WHAT IS NEEDED.
Return the listing below unchanged, minus its pictures.

Records
########################################

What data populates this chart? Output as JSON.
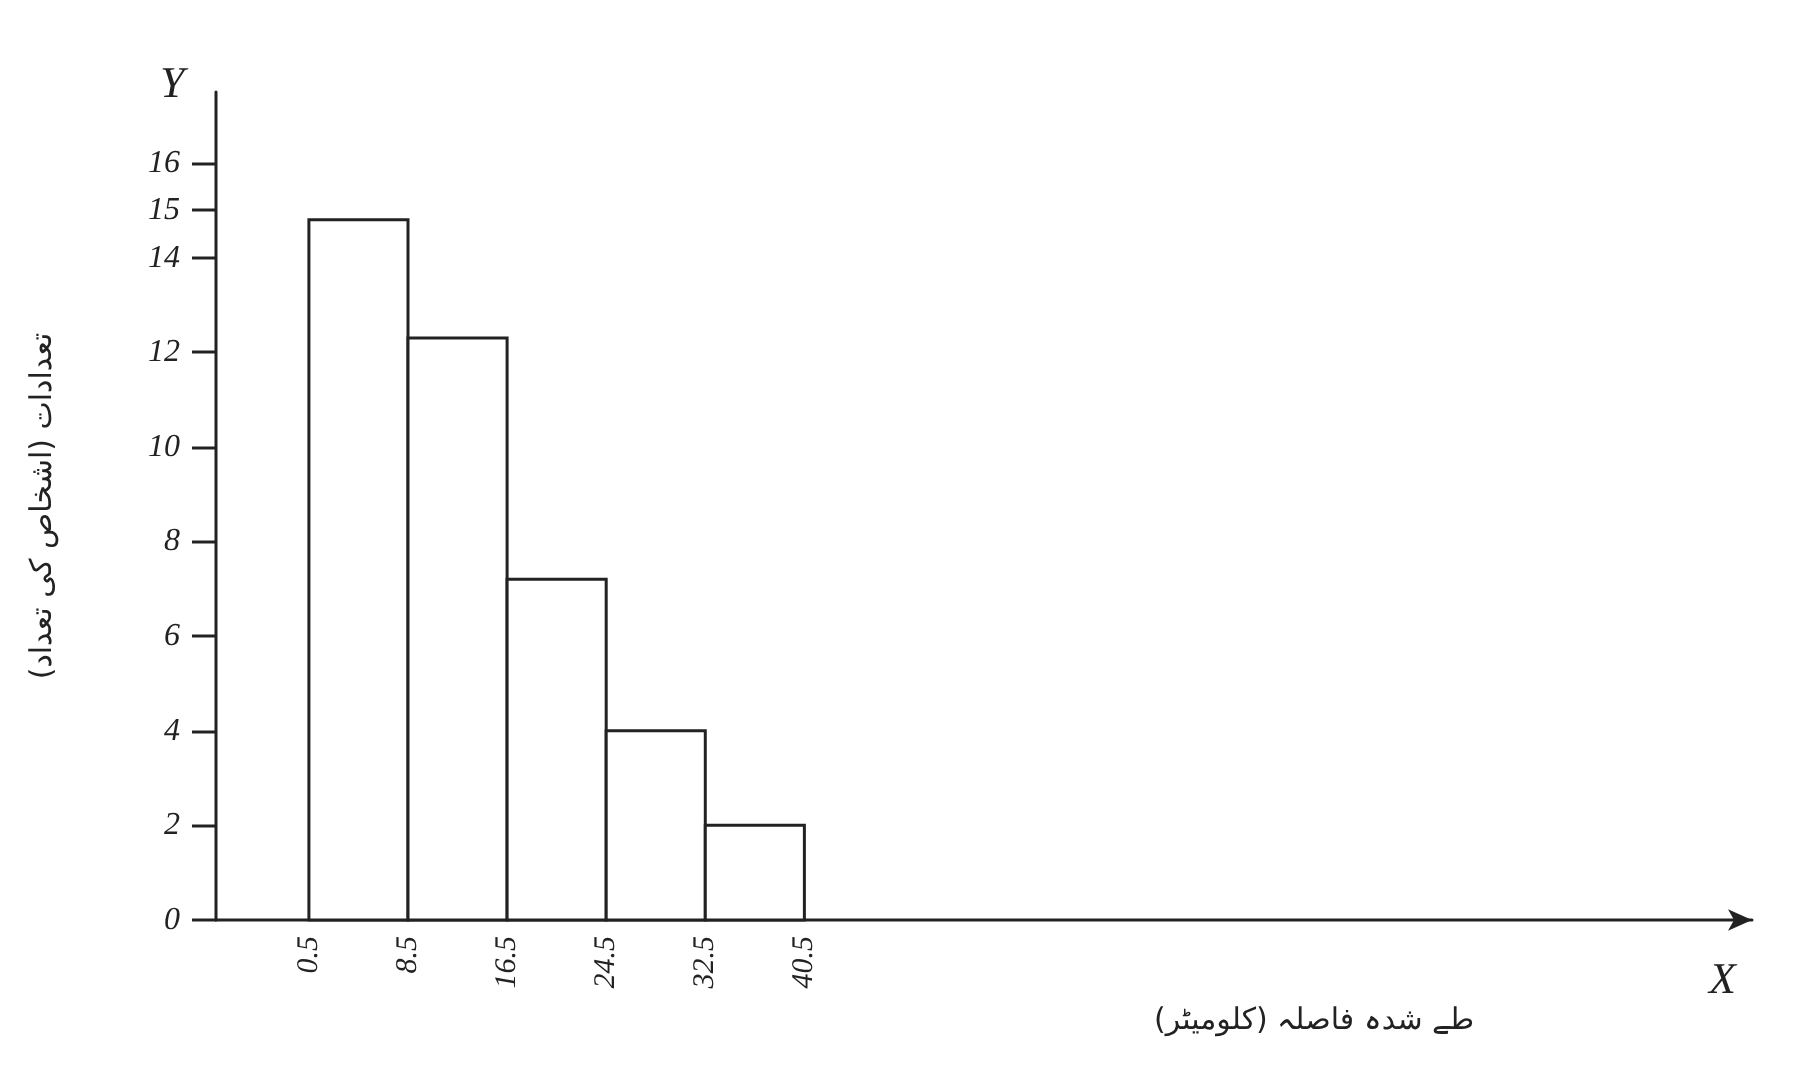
{
  "chart_data": {
    "type": "histogram",
    "xlabel": "طے شدہ فاصلہ (کلومیٹر)",
    "ylabel": "تعدادات (اشخاص کی تعداد)",
    "annotations": [
      "X",
      "Y"
    ],
    "bins": [
      0.5,
      8.5,
      16.5,
      24.5,
      32.5,
      40.5
    ],
    "values": [
      14.8,
      12.3,
      7.2,
      4,
      2
    ],
    "color": "#ffffff",
    "xlim": [
      -7,
      117
    ],
    "xticks": [
      0.5,
      8.5,
      16.5,
      24.5,
      32.5,
      40.5
    ],
    "ylim": [
      0,
      17.5
    ],
    "yticks": [
      0,
      2,
      4,
      6,
      8,
      10,
      12,
      14,
      15,
      16
    ],
    "grid": false
  }
}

########################################

ANSWER FOR THIS EXERCISE.
What data populates this chart? Output as JSON.
{
  "chart_data": {
    "type": "histogram",
    "xlabel": "طے شدہ فاصلہ (کلومیٹر)",
    "ylabel": "تعدادات (اشخاص کی تعداد)",
    "annotations": [
      "X",
      "Y"
    ],
    "bins": [
      0.5,
      8.5,
      16.5,
      24.5,
      32.5,
      40.5
    ],
    "values": [
      14.8,
      12.3,
      7.2,
      4,
      2
    ],
    "color": "#ffffff",
    "xlim": [
      -7,
      117
    ],
    "xticks": [
      0.5,
      8.5,
      16.5,
      24.5,
      32.5,
      40.5
    ],
    "ylim": [
      0,
      17.5
    ],
    "yticks": [
      0,
      2,
      4,
      6,
      8,
      10,
      12,
      14,
      15,
      16
    ],
    "grid": false
  }
}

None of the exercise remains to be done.